**Supplied entries:**

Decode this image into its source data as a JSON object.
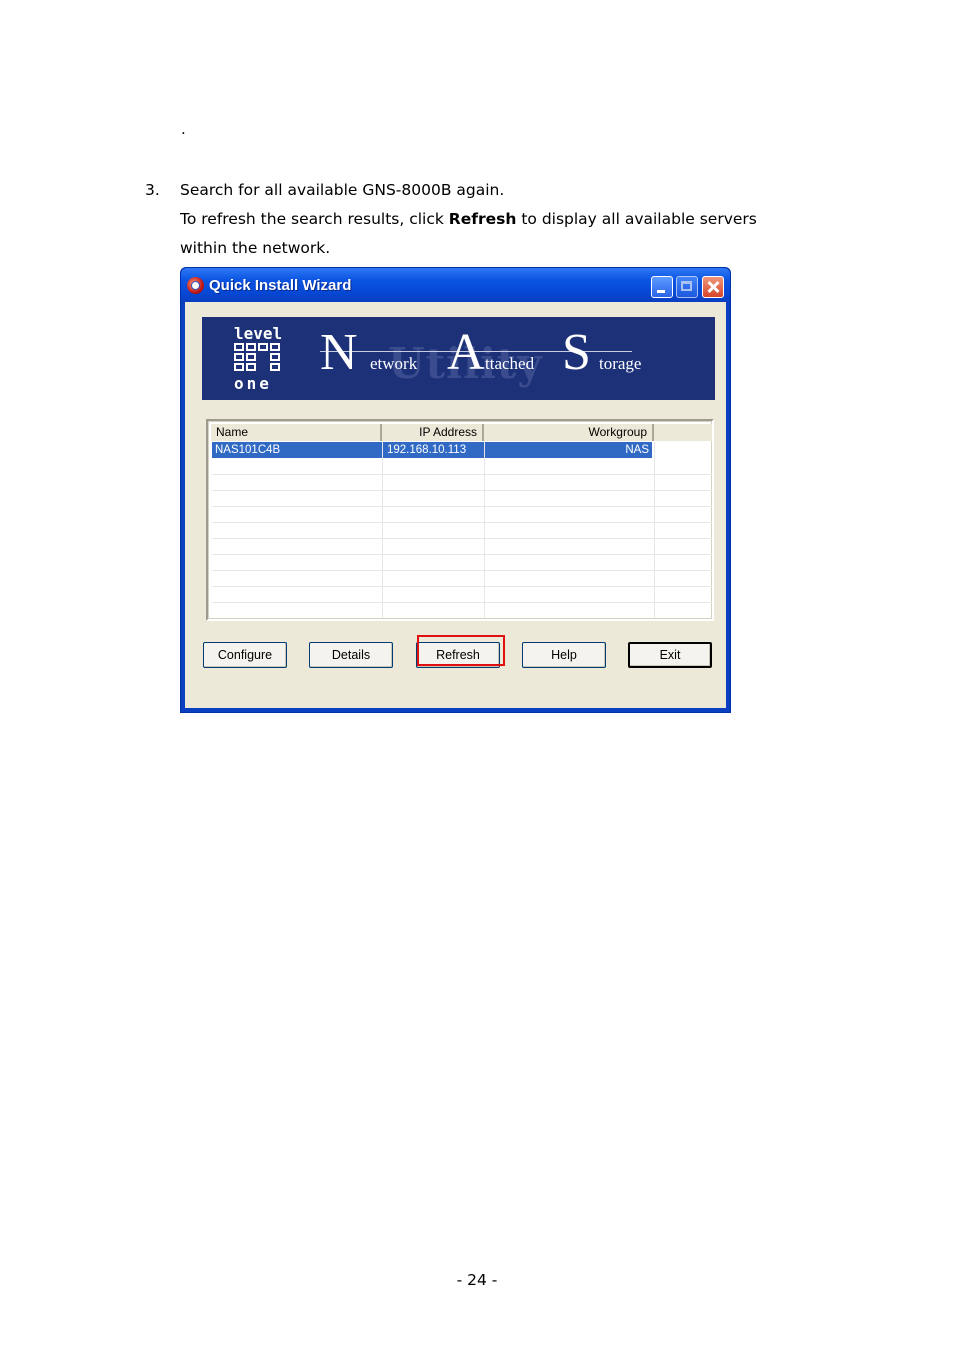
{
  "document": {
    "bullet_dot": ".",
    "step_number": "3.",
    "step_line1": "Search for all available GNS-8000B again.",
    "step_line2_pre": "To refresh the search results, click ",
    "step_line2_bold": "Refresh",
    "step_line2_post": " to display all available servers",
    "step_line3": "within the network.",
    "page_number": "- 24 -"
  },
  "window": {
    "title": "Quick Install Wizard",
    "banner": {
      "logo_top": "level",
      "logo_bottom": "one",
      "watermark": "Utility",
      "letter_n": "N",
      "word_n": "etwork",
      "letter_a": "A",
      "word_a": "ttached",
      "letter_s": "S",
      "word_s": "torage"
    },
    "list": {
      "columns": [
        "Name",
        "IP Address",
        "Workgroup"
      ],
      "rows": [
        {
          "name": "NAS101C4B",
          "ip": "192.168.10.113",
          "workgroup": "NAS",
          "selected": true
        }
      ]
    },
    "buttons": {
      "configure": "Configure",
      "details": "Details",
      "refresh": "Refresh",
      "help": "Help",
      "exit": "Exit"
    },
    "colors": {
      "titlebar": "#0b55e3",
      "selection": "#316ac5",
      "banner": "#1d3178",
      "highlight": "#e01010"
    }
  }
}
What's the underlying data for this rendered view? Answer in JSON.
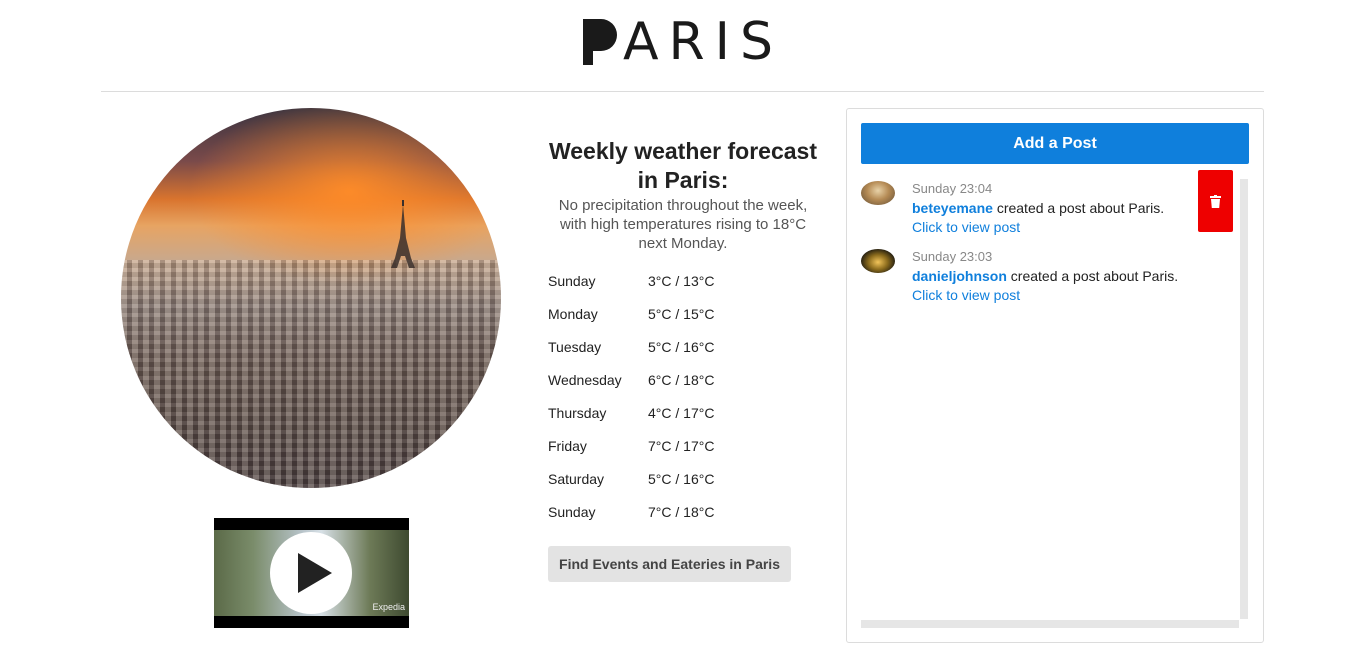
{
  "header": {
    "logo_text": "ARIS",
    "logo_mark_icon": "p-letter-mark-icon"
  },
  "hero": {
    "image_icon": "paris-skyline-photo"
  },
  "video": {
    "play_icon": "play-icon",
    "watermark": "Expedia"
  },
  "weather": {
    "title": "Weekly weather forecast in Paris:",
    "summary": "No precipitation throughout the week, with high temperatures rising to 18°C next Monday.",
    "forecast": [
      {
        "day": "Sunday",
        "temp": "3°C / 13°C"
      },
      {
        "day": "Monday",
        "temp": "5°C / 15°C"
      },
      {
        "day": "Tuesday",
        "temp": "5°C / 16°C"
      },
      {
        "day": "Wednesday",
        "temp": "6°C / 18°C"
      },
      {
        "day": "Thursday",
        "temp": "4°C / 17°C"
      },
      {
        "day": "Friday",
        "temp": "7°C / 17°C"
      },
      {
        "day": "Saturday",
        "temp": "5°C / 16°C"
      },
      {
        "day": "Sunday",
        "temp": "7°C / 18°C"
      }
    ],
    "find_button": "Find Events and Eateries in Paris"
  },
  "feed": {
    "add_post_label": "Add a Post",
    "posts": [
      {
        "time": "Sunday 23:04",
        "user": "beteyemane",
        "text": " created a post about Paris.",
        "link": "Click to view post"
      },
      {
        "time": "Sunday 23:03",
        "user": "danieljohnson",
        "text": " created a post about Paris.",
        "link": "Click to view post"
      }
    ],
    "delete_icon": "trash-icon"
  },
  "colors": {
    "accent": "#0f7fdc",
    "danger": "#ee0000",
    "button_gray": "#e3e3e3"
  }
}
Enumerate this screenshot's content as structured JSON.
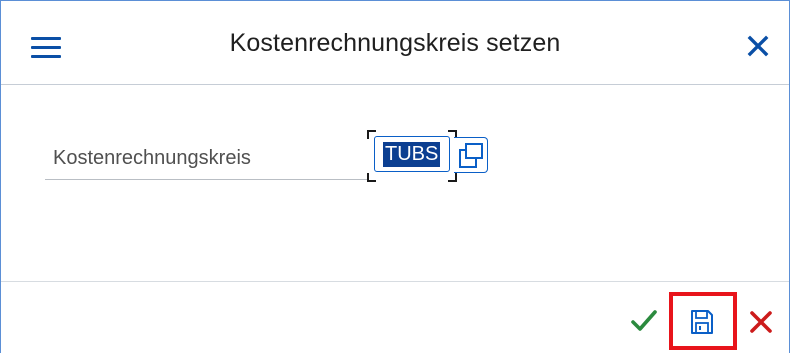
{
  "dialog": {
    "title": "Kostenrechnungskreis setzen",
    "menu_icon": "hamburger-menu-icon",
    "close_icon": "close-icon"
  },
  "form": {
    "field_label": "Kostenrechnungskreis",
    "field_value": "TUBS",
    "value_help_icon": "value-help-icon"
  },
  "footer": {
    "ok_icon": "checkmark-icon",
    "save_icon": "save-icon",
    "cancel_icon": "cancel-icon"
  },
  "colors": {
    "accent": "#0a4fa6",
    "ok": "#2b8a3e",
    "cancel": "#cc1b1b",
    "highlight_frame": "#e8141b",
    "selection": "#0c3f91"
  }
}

**What the task asks:**
Write every entry out again exactly, dropping the pictures.

**Task result:**
Decode this image into its source data as a JSON object.
{
  "document": {
    "bullet_dot": ".",
    "step_number": "3.",
    "step_line1": "Search for all available GNS-8000B again.",
    "step_line2_pre": "To refresh the search results, click ",
    "step_line2_bold": "Refresh",
    "step_line2_post": " to display all available servers",
    "step_line3": "within the network.",
    "page_number": "- 24 -"
  },
  "window": {
    "title": "Quick Install Wizard",
    "banner": {
      "logo_top": "level",
      "logo_bottom": "one",
      "watermark": "Utility",
      "letter_n": "N",
      "word_n": "etwork",
      "letter_a": "A",
      "word_a": "ttached",
      "letter_s": "S",
      "word_s": "torage"
    },
    "list": {
      "columns": [
        "Name",
        "IP Address",
        "Workgroup"
      ],
      "rows": [
        {
          "name": "NAS101C4B",
          "ip": "192.168.10.113",
          "workgroup": "NAS",
          "selected": true
        }
      ]
    },
    "buttons": {
      "configure": "Configure",
      "details": "Details",
      "refresh": "Refresh",
      "help": "Help",
      "exit": "Exit"
    },
    "colors": {
      "titlebar": "#0b55e3",
      "selection": "#316ac5",
      "banner": "#1d3178",
      "highlight": "#e01010"
    }
  }
}
What's the underlying data for this rendered view? Answer in JSON.
{
  "header": {
    "logo_text": "ARIS",
    "logo_mark_icon": "p-letter-mark-icon"
  },
  "hero": {
    "image_icon": "paris-skyline-photo"
  },
  "video": {
    "play_icon": "play-icon",
    "watermark": "Expedia"
  },
  "weather": {
    "title": "Weekly weather forecast in Paris:",
    "summary": "No precipitation throughout the week, with high temperatures rising to 18°C next Monday.",
    "forecast": [
      {
        "day": "Sunday",
        "temp": "3°C / 13°C"
      },
      {
        "day": "Monday",
        "temp": "5°C / 15°C"
      },
      {
        "day": "Tuesday",
        "temp": "5°C / 16°C"
      },
      {
        "day": "Wednesday",
        "temp": "6°C / 18°C"
      },
      {
        "day": "Thursday",
        "temp": "4°C / 17°C"
      },
      {
        "day": "Friday",
        "temp": "7°C / 17°C"
      },
      {
        "day": "Saturday",
        "temp": "5°C / 16°C"
      },
      {
        "day": "Sunday",
        "temp": "7°C / 18°C"
      }
    ],
    "find_button": "Find Events and Eateries in Paris"
  },
  "feed": {
    "add_post_label": "Add a Post",
    "posts": [
      {
        "time": "Sunday 23:04",
        "user": "beteyemane",
        "text": " created a post about Paris.",
        "link": "Click to view post"
      },
      {
        "time": "Sunday 23:03",
        "user": "danieljohnson",
        "text": " created a post about Paris.",
        "link": "Click to view post"
      }
    ],
    "delete_icon": "trash-icon"
  },
  "colors": {
    "accent": "#0f7fdc",
    "danger": "#ee0000",
    "button_gray": "#e3e3e3"
  }
}
Enumerate this screenshot's content as structured JSON.
{
  "dialog": {
    "title": "Kostenrechnungskreis setzen",
    "menu_icon": "hamburger-menu-icon",
    "close_icon": "close-icon"
  },
  "form": {
    "field_label": "Kostenrechnungskreis",
    "field_value": "TUBS",
    "value_help_icon": "value-help-icon"
  },
  "footer": {
    "ok_icon": "checkmark-icon",
    "save_icon": "save-icon",
    "cancel_icon": "cancel-icon"
  },
  "colors": {
    "accent": "#0a4fa6",
    "ok": "#2b8a3e",
    "cancel": "#cc1b1b",
    "highlight_frame": "#e8141b",
    "selection": "#0c3f91"
  }
}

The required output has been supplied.